GIVEN PROBLEM: Review the material line by line. Identify and copy every line that contains the string "portfolio".

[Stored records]

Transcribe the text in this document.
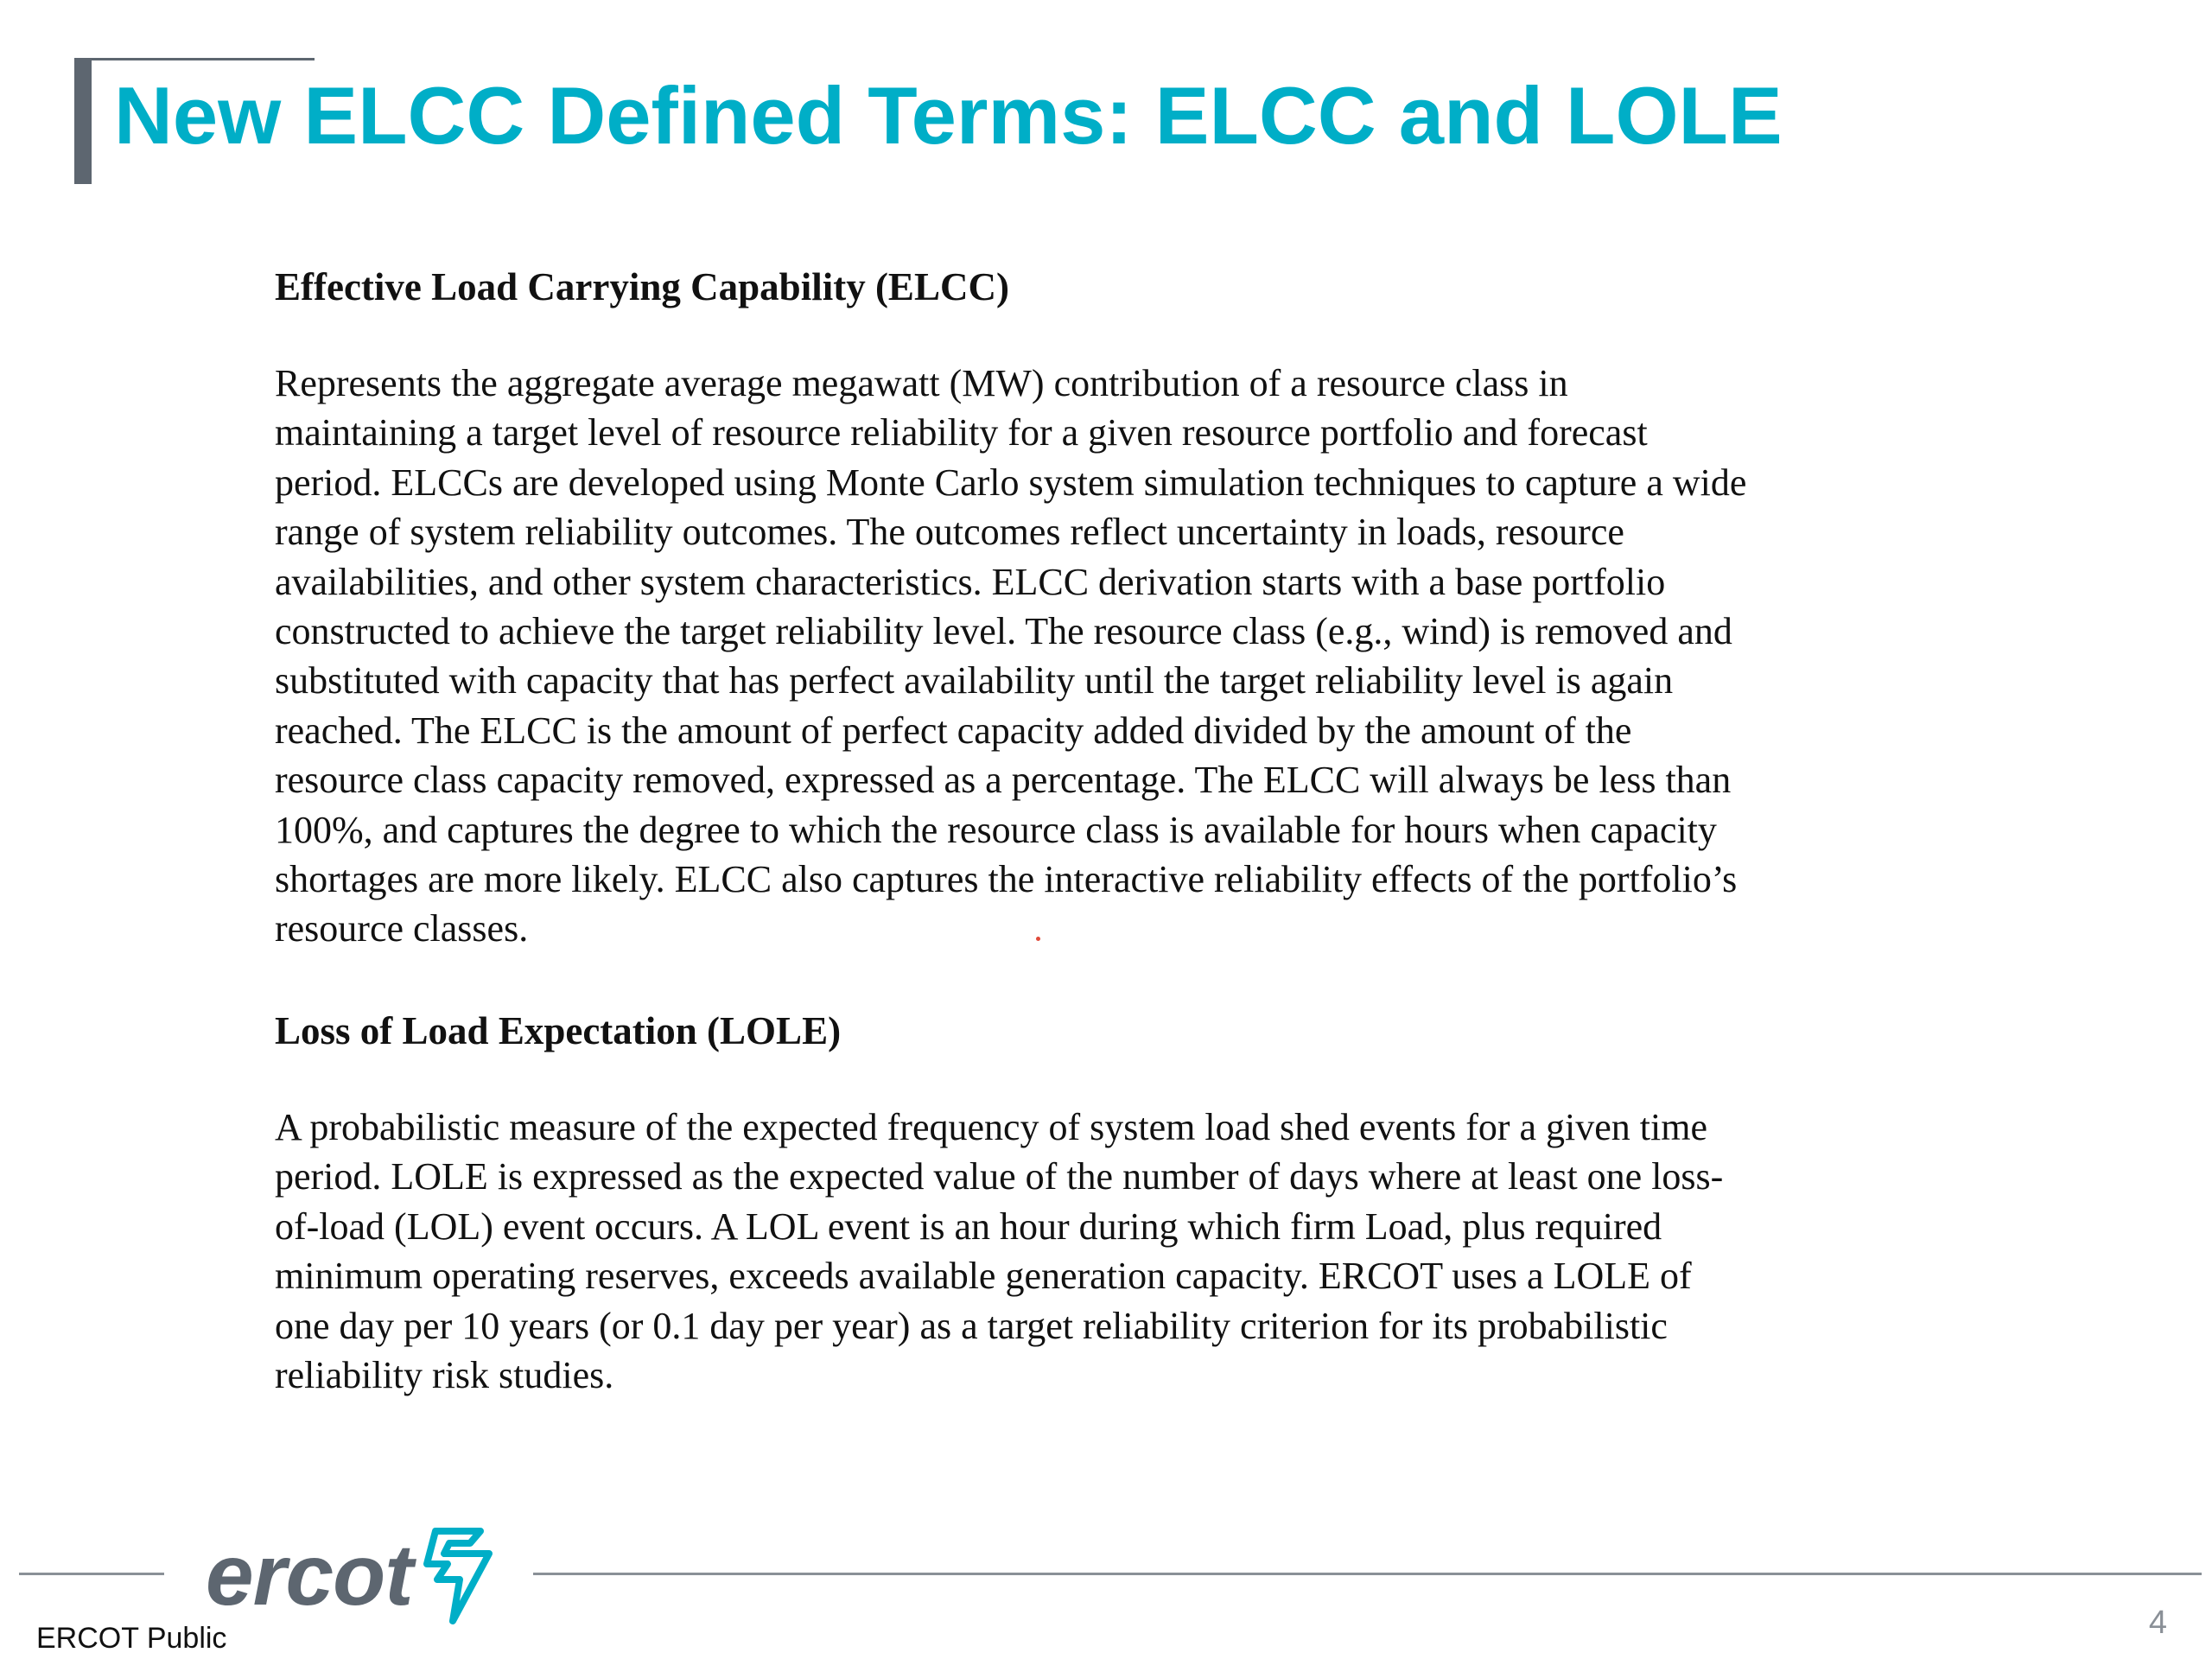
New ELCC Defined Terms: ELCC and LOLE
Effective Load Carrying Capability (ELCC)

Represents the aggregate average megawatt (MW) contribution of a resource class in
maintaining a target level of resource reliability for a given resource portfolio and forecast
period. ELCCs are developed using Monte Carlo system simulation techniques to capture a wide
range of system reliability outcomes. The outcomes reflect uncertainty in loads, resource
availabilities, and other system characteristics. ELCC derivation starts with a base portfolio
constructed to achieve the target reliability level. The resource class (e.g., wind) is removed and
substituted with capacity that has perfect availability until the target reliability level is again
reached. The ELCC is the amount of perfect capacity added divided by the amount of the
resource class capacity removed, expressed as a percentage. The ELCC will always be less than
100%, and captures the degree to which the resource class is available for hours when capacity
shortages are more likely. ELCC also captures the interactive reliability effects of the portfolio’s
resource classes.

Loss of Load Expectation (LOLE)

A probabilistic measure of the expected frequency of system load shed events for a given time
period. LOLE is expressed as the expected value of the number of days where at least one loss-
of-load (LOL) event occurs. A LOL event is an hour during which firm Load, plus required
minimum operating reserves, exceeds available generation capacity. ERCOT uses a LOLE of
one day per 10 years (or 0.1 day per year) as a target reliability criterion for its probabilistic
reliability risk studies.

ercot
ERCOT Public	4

RESULT OF THIS TASK:
maintaining a target level of resource reliability for a given resource portfolio and forecast
availabilities, and other system characteristics. ELCC derivation starts with a base portfolio
shortages are more likely. ELCC also captures the interactive reliability effects of the portfolio’s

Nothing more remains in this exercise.